>> Start DATA FOR THIS TASK

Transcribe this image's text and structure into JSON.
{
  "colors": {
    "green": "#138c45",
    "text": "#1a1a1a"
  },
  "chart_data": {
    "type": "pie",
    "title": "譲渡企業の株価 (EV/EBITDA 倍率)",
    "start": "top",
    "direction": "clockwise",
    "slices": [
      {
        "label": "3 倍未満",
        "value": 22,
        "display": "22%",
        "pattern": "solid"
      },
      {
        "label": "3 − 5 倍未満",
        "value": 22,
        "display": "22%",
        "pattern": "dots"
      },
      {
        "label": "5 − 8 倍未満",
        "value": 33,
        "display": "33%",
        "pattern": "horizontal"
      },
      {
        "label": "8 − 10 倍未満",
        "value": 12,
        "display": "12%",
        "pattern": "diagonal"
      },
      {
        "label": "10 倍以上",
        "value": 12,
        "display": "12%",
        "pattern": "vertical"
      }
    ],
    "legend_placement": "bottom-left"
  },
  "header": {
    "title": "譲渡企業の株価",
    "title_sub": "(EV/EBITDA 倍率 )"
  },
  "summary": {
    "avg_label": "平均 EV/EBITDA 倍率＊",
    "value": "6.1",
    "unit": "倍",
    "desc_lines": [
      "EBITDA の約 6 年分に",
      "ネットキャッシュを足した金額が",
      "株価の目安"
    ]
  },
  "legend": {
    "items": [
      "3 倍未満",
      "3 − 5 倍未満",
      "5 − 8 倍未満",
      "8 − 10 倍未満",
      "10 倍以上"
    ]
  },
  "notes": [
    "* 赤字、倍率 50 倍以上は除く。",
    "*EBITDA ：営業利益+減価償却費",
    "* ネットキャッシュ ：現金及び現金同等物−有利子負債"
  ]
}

>> End DATA FOR THIS TASK

**EXERCISE REQUIREMENTS:**
From the preceding material, extract every line exactly.

**EXERCISE OUTPUT:**
Transcribe this image's text and structure into JSON.
{
  "colors": {
    "green": "#138c45",
    "text": "#1a1a1a"
  },
  "chart_data": {
    "type": "pie",
    "title": "譲渡企業の株価 (EV/EBITDA 倍率)",
    "start": "top",
    "direction": "clockwise",
    "slices": [
      {
        "label": "3 倍未満",
        "value": 22,
        "display": "22%",
        "pattern": "solid"
      },
      {
        "label": "3 − 5 倍未満",
        "value": 22,
        "display": "22%",
        "pattern": "dots"
      },
      {
        "label": "5 − 8 倍未満",
        "value": 33,
        "display": "33%",
        "pattern": "horizontal"
      },
      {
        "label": "8 − 10 倍未満",
        "value": 12,
        "display": "12%",
        "pattern": "diagonal"
      },
      {
        "label": "10 倍以上",
        "value": 12,
        "display": "12%",
        "pattern": "vertical"
      }
    ],
    "legend_placement": "bottom-left"
  },
  "header": {
    "title": "譲渡企業の株価",
    "title_sub": "(EV/EBITDA 倍率 )"
  },
  "summary": {
    "avg_label": "平均 EV/EBITDA 倍率＊",
    "value": "6.1",
    "unit": "倍",
    "desc_lines": [
      "EBITDA の約 6 年分に",
      "ネットキャッシュを足した金額が",
      "株価の目安"
    ]
  },
  "legend": {
    "items": [
      "3 倍未満",
      "3 − 5 倍未満",
      "5 − 8 倍未満",
      "8 − 10 倍未満",
      "10 倍以上"
    ]
  },
  "notes": [
    "* 赤字、倍率 50 倍以上は除く。",
    "*EBITDA ：営業利益+減価償却費",
    "* ネットキャッシュ ：現金及び現金同等物−有利子負債"
  ]
}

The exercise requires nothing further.